begin Data provided

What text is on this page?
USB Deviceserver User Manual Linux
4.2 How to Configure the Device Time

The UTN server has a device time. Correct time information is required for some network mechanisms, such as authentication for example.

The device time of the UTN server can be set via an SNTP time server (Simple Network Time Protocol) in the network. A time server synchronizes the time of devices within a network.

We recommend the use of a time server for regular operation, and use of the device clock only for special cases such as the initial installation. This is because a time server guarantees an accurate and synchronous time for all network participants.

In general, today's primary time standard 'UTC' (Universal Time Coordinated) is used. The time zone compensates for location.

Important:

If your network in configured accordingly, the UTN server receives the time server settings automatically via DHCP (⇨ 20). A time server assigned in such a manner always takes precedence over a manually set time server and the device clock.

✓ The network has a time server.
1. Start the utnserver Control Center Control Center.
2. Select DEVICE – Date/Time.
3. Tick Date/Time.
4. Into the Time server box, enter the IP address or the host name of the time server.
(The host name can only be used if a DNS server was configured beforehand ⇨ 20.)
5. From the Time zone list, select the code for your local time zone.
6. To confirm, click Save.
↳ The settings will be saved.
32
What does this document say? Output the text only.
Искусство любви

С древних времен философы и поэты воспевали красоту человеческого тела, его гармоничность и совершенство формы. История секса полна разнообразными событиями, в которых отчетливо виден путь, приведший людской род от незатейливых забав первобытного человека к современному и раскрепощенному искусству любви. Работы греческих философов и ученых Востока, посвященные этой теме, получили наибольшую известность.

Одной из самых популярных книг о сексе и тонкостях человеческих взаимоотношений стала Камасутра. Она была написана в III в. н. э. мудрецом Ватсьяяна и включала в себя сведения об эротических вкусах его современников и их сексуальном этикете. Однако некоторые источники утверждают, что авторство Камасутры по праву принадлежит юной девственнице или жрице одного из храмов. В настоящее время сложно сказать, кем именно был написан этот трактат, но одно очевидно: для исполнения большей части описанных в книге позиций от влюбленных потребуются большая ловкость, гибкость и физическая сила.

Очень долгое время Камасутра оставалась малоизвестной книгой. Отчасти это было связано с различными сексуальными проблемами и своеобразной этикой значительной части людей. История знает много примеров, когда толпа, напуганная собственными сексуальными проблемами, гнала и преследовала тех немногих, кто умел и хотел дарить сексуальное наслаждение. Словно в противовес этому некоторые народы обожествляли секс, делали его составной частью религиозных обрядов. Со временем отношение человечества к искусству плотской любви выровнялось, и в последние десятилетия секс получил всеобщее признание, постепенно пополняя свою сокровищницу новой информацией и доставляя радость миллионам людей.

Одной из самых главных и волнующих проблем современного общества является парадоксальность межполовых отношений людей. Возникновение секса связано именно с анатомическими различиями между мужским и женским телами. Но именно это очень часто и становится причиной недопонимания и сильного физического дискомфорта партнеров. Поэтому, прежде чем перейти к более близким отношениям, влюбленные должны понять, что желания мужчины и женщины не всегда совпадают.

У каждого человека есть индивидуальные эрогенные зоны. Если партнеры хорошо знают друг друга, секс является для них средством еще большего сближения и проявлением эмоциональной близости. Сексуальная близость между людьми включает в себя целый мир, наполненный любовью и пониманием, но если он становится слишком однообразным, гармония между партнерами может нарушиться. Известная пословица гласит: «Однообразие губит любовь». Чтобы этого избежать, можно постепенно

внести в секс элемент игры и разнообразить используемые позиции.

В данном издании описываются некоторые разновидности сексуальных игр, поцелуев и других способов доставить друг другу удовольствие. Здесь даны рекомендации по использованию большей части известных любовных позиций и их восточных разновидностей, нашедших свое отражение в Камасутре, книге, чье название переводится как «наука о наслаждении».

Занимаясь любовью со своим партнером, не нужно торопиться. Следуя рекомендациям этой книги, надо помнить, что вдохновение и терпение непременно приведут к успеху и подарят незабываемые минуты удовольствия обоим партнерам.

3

end Data provided

Work to do: Reproduce the material exactly, with every line intact.

Solution below:
What text is on this page?
USB Deviceserver User Manual Linux
4.2 How to Configure the Device Time

The UTN server has a device time. Correct time information is required for some network mechanisms, such as authentication for example.

The device time of the UTN server can be set via an SNTP time server (Simple Network Time Protocol) in the network. A time server synchronizes the time of devices within a network.

We recommend the use of a time server for regular operation, and use of the device clock only for special cases such as the initial installation. This is because a time server guarantees an accurate and synchronous time for all network participants.

In general, today's primary time standard 'UTC' (Universal Time Coordinated) is used. The time zone compensates for location.

Important:

If your network in configured accordingly, the UTN server receives the time server settings automatically via DHCP (⇨ 20). A time server assigned in such a manner always takes precedence over a manually set time server and the device clock.

✓ The network has a time server.
1. Start the utnserver Control Center Control Center.
2. Select DEVICE – Date/Time.
3. Tick Date/Time.
4. Into the Time server box, enter the IP address or the host name of the time server.
(The host name can only be used if a DNS server was configured beforehand ⇨ 20.)
5. From the Time zone list, select the code for your local time zone.
6. To confirm, click Save.
↳ The settings will be saved.
32
What does this document say? Output the text only.
Искусство любви

С древних времен философы и поэты воспевали красоту человеческого тела, его гармоничность и совершенство формы. История секса полна разнообразными событиями, в которых отчетливо виден путь, приведший людской род от незатейливых забав первобытного человека к современному и раскрепощенному искусству любви. Работы греческих философов и ученых Востока, посвященные этой теме, получили наибольшую известность.

Одной из самых популярных книг о сексе и тонкостях человеческих взаимоотношений стала Камасутра. Она была написана в III в. н. э. мудрецом Ватсьяяна и включала в себя сведения об эротических вкусах его современников и их сексуальном этикете. Однако некоторые источники утверждают, что авторство Камасутры по праву принадлежит юной девственнице или жрице одного из храмов. В настоящее время сложно сказать, кем именно был написан этот трактат, но одно очевидно: для исполнения большей части описанных в книге позиций от влюбленных потребуются большая ловкость, гибкость и физическая сила.

Очень долгое время Камасутра оставалась малоизвестной книгой. Отчасти это было связано с различными сексуальными проблемами и своеобразной этикой значительной части людей. История знает много примеров, когда толпа, напуганная собственными сексуальными проблемами, гнала и преследовала тех немногих, кто умел и хотел дарить сексуальное наслаждение. Словно в противовес этому некоторые народы обожествляли секс, делали его составной частью религиозных обрядов. Со временем отношение человечества к искусству плотской любви выровнялось, и в последние десятилетия секс получил всеобщее признание, постепенно пополняя свою сокровищницу новой информацией и доставляя радость миллионам людей.

Одной из самых главных и волнующих проблем современного общества является парадоксальность межполовых отношений людей. Возникновение секса связано именно с анатомическими различиями между мужским и женским телами. Но именно это очень часто и становится причиной недопонимания и сильного физического дискомфорта партнеров. Поэтому, прежде чем перейти к более близким отношениям, влюбленные должны понять, что желания мужчины и женщины не всегда совпадают.

У каждого человека есть индивидуальные эрогенные зоны. Если партнеры хорошо знают друг друга, секс является для них средством еще большего сближения и проявлением эмоциональной близости. Сексуальная близость между людьми включает в себя целый мир, наполненный любовью и пониманием, но если он становится слишком однообразным, гармония между партнерами может нарушиться. Известная пословица гласит: «Однообразие губит любовь». Чтобы этого избежать, можно постепенно

внести в секс элемент игры и разнообразить используемые позиции.

В данном издании описываются некоторые разновидности сексуальных игр, поцелуев и других способов доставить друг другу удовольствие. Здесь даны рекомендации по использованию большей части известных любовных позиций и их восточных разновидностей, нашедших свое отражение в Камасутре, книге, чье название переводится как «наука о наслаждении».

Занимаясь любовью со своим партнером, не нужно торопиться. Следуя рекомендациям этой книги, надо помнить, что вдохновение и терпение непременно приведут к успеху и подарят незабываемые минуты удовольствия обоим партнерам.

3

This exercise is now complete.